* TEKS DOKUMEN *

>>>

BELAJAR DARI SENGKETA PEMILUKADA JATIM
Oleh: Pan Mohamad Faiz*
Oleh: Pan Mohamad Faiz*
Usai sudah pagelaran sidang sengketa perselisihan suara Pemilukada Jawa Timur antara pasangan Kaji vs. KPU Provinsi Jatim yang turut melibatkan kubu Karsa sebagai pasangan yang sebelumnya dinyatakan sebagai pemenang penghitungan suara putaran kedua. Namun demikian, ketukan palu Mahkamah Konstitusi (MK) ternyata belum menandai selesainya pesta demokrasi terbesar bagi rakyat Jawa Timur tersebut. Pasalnya, MK tidak lagi memutus hitam-putih seperti biasanya, yaitu alternatif amar putusan antara tidak menerima, mengabulkan, atau menolak permohonan. Kali ini, MK kembali menerapkan doktrin constitutional activism dengan memutus dan memerintahkan KPU Provinsi Jawa Timur untuk melakukan penghitungan dan pencoblosan ulang di beberapa Kabupaten di wilayah Jatim. Artinya, rakyat Jatim akan masih tetap disibukkan dengan sejumput agenda Pemilukada, khususnya mereka yang tinggal di wilayah Kabupaten Pemekasan, Bangkalan, dan Sampang, Madura.
Bukan Pengadilan Kalkulator
Putusan MK yang tidak terduga dan amat berani ini dianggap oleh beberapa pihak menerabas norma yang telah digariskan oleh undang-undang. Sebab, seyogyanya MK cukup memutus secara tegas terhadap hasil sengketa perselisihan suara Pemilukada saja. Namun ironisnya, justru dengan kewenangan yang limitatif tersebut MK seringkali dianalogikan sebagai “pengadilan kalkulator”, karena fungsinya hanya berkutat seputar angka-angka hasil penghitungan suara. Sedangkan, jikalau hanya berjibaku dengan angka-angka saja, alangkah terlalu remeh-temeh untuk kemudian kewenangan mulia tersebut dilimpahkan dari MA kepada MK. Padahal MK sengaja dibentuk untuk turut jua menjaga ruh demokrasi dengan berlandaskan nilai-nilai hakiki Konstitusi sebagaimana tercantum jelas dalam Pasal 22E ayat (1) UUD 1945.

<<<

* INFORMASI YANG DIBERIKAN *

>>>

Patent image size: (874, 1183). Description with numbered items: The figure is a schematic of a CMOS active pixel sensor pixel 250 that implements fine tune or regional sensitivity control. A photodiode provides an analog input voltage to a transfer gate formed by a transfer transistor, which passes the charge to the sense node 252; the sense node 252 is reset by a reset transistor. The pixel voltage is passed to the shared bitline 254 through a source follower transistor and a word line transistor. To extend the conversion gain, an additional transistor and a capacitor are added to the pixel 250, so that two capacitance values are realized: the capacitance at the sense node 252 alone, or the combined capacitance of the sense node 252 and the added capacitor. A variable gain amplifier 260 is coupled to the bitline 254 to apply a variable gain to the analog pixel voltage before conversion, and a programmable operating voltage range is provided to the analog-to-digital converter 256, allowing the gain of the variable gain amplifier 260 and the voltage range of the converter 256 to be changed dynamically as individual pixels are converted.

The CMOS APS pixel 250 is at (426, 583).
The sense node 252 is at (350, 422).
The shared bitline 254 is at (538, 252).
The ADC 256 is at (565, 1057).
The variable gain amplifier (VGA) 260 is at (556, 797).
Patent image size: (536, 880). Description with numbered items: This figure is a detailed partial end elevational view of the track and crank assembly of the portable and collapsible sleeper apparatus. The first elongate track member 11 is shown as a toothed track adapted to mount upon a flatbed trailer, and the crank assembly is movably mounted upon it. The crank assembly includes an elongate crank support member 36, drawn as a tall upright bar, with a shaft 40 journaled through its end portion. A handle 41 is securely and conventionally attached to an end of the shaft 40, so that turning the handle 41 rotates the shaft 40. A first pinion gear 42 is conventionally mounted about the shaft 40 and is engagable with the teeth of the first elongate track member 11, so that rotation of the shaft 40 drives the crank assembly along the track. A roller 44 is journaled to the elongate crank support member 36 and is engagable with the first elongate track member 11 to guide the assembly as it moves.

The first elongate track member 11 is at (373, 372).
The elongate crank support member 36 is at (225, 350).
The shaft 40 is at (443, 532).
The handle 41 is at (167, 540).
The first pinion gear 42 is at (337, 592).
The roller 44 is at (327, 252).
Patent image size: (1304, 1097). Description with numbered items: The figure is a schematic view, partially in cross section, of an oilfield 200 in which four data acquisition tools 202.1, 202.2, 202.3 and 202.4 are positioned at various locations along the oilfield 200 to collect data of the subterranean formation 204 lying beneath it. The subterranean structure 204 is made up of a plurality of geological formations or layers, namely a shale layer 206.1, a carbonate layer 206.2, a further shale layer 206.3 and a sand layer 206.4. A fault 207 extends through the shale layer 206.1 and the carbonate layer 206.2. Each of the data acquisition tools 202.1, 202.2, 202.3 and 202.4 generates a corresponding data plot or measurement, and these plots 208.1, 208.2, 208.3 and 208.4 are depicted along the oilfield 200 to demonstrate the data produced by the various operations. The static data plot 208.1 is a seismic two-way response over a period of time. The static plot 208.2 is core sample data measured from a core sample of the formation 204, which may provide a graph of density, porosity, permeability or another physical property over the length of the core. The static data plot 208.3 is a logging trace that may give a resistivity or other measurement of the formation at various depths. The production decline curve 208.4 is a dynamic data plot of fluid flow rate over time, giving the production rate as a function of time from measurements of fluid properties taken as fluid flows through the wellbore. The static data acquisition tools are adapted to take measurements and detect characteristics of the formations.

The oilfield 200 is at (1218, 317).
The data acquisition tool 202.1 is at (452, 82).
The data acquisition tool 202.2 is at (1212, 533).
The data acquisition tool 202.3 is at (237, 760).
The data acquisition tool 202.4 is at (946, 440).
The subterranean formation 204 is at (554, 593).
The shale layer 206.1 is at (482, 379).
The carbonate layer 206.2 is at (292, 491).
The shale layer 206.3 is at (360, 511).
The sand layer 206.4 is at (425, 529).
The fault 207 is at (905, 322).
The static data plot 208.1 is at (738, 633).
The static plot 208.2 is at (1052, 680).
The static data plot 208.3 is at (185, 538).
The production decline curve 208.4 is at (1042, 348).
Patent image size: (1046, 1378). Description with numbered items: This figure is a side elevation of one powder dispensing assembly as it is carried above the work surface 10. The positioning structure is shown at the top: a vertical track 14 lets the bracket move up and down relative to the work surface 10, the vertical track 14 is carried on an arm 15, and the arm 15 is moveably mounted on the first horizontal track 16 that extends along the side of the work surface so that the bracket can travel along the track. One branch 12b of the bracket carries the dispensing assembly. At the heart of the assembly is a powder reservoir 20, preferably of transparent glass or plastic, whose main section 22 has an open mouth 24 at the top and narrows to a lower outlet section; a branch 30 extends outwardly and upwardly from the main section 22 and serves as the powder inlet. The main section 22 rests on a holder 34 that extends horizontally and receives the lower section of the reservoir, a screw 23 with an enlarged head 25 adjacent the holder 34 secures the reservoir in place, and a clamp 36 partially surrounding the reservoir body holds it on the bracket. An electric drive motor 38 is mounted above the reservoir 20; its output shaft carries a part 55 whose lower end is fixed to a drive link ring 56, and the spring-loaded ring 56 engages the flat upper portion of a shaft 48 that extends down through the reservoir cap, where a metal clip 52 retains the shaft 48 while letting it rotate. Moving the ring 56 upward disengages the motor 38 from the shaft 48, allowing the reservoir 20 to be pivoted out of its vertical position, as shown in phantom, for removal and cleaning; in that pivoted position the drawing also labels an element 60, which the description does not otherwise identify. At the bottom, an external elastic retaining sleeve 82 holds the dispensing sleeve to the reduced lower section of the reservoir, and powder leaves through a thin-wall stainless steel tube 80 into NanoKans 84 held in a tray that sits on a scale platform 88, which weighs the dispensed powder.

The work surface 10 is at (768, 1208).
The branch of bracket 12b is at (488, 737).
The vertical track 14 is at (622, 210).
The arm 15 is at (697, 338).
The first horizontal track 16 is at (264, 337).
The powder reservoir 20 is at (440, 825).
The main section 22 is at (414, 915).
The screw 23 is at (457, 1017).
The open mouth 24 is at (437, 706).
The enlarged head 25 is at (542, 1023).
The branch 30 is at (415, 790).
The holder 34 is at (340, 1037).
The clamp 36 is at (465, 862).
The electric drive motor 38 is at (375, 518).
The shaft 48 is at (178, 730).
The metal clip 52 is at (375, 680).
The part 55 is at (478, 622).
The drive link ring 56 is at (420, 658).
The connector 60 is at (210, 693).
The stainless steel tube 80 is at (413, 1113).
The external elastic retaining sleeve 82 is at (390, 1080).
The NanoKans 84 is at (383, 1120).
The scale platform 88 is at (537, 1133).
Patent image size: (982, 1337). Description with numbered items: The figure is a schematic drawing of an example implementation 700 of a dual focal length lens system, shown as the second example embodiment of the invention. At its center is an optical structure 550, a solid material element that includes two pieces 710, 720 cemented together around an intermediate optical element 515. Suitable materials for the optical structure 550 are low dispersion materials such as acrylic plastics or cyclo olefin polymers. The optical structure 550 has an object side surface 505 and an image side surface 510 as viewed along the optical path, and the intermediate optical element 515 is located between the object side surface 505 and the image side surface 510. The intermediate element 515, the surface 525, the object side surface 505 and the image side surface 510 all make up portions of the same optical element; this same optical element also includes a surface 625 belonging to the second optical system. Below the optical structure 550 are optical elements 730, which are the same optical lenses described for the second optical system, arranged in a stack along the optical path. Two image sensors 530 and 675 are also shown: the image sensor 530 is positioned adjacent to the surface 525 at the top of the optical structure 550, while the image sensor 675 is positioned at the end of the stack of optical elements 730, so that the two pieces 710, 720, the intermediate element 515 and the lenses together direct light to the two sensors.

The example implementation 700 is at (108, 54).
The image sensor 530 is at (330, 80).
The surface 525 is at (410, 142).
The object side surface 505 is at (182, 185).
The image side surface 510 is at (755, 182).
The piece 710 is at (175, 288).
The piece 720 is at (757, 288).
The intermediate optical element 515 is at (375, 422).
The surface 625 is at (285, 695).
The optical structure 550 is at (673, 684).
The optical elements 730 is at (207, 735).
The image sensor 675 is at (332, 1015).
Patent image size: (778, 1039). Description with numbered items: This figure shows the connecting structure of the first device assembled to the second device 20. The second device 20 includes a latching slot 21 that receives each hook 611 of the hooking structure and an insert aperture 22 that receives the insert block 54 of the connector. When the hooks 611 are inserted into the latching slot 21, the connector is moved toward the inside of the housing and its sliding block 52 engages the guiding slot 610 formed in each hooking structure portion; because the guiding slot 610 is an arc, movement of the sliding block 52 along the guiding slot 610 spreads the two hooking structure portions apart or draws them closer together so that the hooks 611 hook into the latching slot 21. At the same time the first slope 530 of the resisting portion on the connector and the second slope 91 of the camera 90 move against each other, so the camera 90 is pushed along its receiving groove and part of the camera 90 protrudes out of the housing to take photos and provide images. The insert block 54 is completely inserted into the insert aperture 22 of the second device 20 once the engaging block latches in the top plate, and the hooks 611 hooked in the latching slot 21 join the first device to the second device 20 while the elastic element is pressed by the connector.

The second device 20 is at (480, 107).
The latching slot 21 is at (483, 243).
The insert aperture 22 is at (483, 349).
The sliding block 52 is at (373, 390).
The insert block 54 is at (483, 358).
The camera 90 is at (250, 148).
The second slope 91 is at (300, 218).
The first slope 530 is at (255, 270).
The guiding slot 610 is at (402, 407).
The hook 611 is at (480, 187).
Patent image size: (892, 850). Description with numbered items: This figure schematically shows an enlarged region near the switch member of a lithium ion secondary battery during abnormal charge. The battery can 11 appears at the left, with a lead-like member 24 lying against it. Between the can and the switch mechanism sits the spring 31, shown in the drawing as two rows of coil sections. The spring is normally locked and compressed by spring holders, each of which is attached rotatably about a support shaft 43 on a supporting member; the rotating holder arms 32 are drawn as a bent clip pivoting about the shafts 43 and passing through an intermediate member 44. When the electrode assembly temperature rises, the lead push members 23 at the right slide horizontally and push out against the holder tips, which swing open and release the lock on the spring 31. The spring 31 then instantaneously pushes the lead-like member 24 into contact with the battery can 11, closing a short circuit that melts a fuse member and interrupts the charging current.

<<<

* YANG HARUS DIKERJAKAN *
Tentukan apakah setiap pernyataan berikut sesuai dengan artikel tentang sengketa Pemilukada Jatim, lalu jawab ya atau tidak dan kutip kata-kata artikel yang menjadi penentunya: (a) MK memerintahkan KPU Provinsi Jawa Timur melakukan penghitungan dan pencoblosan ulang di beberapa kabupaten; (b) pasangan Kaji sebelumnya dinyatakan sebagai pemenang penghitungan suara putaran kedua; (c) kewenangan memutus sengketa tersebut dilimpahkan dari MK kepada MA. Jawablah hanya berdasarkan artikel tentang sengketa Pemilukada Jatim.

* JAWABAN BERIKUT *
(a) Ya: "memerintahkan KPU Provinsi Jawa Timur untuk melakukan penghitungan dan pencoblosan ulang di beberapa Kabupaten di wilayah Jatim".
(b) Tidak: "kubu Karsa sebagai pasangan yang sebelumnya dinyatakan sebagai pemenang penghitungan suara putaran kedua".
(c) Tidak: "kewenangan mulia tersebut dilimpahkan dari MA kepada MK".